Short exercise
Reproduce every entry exactly and leave its pictures out.

Supplied information
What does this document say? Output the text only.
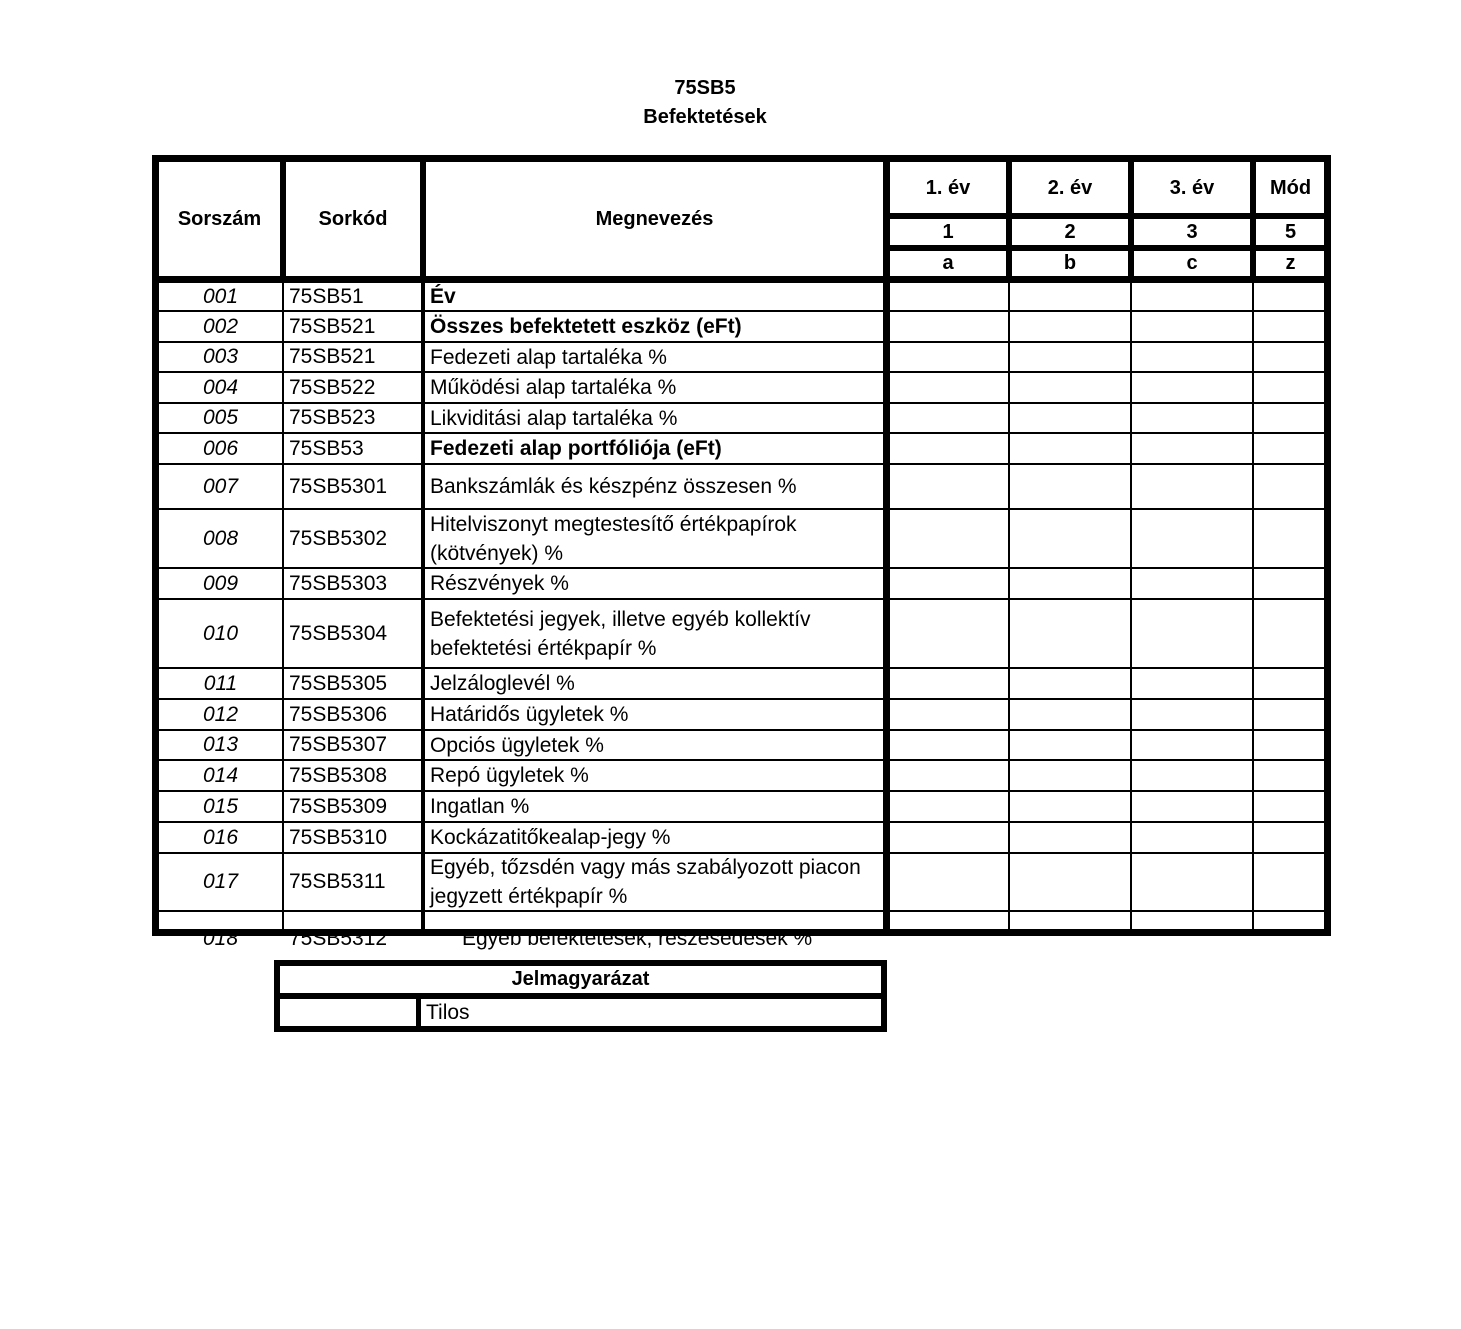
75SB5
Befektetések
Sorszám	Sorkód	Megnevezés
1. év	2. év	3. év	Mód
1	2	3	5
a	b	c	z
001	75SB51	Év
002	75SB521	Összes befektetett eszköz (eFt)
003	75SB521	Fedezeti alap tartaléka %
004	75SB522	Működési alap tartaléka %
005	75SB523	Likviditási alap tartaléka %
006	75SB53	Fedezeti alap portfóliója (eFt)
007	75SB5301	Bankszámlák és készpénz összesen %
008	75SB5302
Hitelviszonyt megtestesítő értékpapírok (kötvények) %
009	75SB5303	Részvények %
010	75SB5304
Befektetési jegyek, illetve egyéb kollektív befektetési értékpapír %
011	75SB5305	Jelzáloglevél %
012	75SB5306	Határidős ügyletek %
013	75SB5307	Opciós ügyletek %
014	75SB5308	Repó ügyletek %
015	75SB5309	Ingatlan %
016	75SB5310	Kockázatitőkealap-jegy %
017	75SB5311
Egyéb, tőzsdén vagy más szabályozott piacon jegyzett értékpapír %
018	75SB5312	Egyéb befektetések, részesedések %
Jelmagyarázat
Tilos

Answer to the task
What does this document say? Output the text only.
75SB5
Befektetések
Sorszám	Sorkód	Megnevezés
1. év	2. év	3. év	Mód
1	2	3	5
a	b	c	z
001	75SB51	Év
002	75SB521	Összes befektetett eszköz (eFt)
003	75SB521	Fedezeti alap tartaléka %
004	75SB522	Működési alap tartaléka %
005	75SB523	Likviditási alap tartaléka %
006	75SB53	Fedezeti alap portfóliója (eFt)
007	75SB5301	Bankszámlák és készpénz összesen %
008	75SB5302
Hitelviszonyt megtestesítő értékpapírok (kötvények) %
009	75SB5303	Részvények %
010	75SB5304
Befektetési jegyek, illetve egyéb kollektív befektetési értékpapír %
011	75SB5305	Jelzáloglevél %
012	75SB5306	Határidős ügyletek %
013	75SB5307	Opciós ügyletek %
014	75SB5308	Repó ügyletek %
015	75SB5309	Ingatlan %
016	75SB5310	Kockázatitőkealap-jegy %
017	75SB5311
Egyéb, tőzsdén vagy más szabályozott piacon jegyzett értékpapír %
018	75SB5312	Egyéb befektetések, részesedések %
Jelmagyarázat
Tilos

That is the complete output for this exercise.